> _Exercise details_
Extract every line of the data below that contains the string "label". Case counts.

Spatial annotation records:
-=-=-

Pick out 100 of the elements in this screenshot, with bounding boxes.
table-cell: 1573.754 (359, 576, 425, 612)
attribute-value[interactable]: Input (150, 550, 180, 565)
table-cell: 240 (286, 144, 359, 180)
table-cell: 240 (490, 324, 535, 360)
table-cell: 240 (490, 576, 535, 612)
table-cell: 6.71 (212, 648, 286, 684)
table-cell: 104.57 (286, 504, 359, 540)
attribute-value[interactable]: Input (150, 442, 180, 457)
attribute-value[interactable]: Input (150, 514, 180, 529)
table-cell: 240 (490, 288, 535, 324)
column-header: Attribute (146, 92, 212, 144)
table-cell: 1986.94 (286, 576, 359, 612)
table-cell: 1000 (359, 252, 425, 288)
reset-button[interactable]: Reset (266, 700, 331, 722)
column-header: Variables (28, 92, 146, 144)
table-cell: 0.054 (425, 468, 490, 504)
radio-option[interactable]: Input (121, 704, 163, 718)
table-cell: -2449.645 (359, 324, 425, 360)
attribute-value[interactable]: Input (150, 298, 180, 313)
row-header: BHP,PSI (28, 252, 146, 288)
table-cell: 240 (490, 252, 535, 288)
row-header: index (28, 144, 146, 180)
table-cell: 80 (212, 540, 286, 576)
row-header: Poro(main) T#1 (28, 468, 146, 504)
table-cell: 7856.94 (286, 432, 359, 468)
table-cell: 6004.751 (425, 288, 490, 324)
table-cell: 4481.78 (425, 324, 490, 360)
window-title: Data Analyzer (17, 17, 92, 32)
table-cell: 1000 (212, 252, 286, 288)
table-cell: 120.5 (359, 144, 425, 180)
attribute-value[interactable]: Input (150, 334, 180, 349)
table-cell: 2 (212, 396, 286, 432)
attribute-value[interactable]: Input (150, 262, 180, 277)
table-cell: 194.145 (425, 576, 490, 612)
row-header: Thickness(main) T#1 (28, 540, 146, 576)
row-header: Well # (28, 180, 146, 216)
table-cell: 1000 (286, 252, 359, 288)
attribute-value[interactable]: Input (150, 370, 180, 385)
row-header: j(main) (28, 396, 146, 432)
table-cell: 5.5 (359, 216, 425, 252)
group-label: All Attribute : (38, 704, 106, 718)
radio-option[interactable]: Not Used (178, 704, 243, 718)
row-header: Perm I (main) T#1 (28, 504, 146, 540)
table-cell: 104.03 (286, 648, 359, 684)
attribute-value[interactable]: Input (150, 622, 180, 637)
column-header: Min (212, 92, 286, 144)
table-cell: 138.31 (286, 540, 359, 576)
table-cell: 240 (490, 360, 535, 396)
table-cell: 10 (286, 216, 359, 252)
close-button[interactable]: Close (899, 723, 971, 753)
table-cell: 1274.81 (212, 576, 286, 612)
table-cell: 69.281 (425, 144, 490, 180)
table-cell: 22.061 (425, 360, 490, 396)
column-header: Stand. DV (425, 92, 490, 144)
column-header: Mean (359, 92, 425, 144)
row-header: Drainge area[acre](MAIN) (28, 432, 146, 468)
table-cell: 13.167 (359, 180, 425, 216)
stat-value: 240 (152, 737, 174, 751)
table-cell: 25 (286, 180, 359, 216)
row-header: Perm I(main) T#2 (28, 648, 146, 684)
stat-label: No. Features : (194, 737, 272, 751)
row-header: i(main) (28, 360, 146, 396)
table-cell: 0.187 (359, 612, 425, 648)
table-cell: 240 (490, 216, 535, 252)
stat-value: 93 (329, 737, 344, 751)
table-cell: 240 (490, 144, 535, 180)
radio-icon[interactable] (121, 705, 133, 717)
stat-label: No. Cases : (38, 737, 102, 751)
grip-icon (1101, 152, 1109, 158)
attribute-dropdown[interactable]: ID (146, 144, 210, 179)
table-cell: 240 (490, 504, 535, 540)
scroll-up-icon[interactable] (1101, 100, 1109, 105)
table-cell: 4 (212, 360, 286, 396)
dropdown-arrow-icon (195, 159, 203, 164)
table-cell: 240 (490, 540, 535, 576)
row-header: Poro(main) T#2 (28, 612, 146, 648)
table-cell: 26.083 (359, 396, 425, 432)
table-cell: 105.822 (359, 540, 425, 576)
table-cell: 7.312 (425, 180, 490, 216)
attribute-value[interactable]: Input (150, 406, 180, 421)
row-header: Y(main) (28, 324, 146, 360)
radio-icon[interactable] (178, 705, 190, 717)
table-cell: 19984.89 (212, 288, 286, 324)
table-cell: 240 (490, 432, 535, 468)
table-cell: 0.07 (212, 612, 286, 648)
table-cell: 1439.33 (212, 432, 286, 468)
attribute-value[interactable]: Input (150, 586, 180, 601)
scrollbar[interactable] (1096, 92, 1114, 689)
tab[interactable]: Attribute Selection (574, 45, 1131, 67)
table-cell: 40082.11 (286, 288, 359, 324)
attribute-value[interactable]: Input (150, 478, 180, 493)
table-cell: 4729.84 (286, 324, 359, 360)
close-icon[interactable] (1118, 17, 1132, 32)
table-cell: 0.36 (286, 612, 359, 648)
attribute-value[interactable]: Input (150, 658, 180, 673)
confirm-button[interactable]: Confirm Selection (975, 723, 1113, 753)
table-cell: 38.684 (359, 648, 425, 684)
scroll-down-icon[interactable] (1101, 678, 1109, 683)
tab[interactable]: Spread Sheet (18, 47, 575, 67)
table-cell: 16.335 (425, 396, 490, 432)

-=-=-

> _Finished task_
group-label: All Attribute : (38, 704, 106, 718)
stat-label: No. Features : (194, 737, 272, 751)
stat-label: No. Cases : (38, 737, 102, 751)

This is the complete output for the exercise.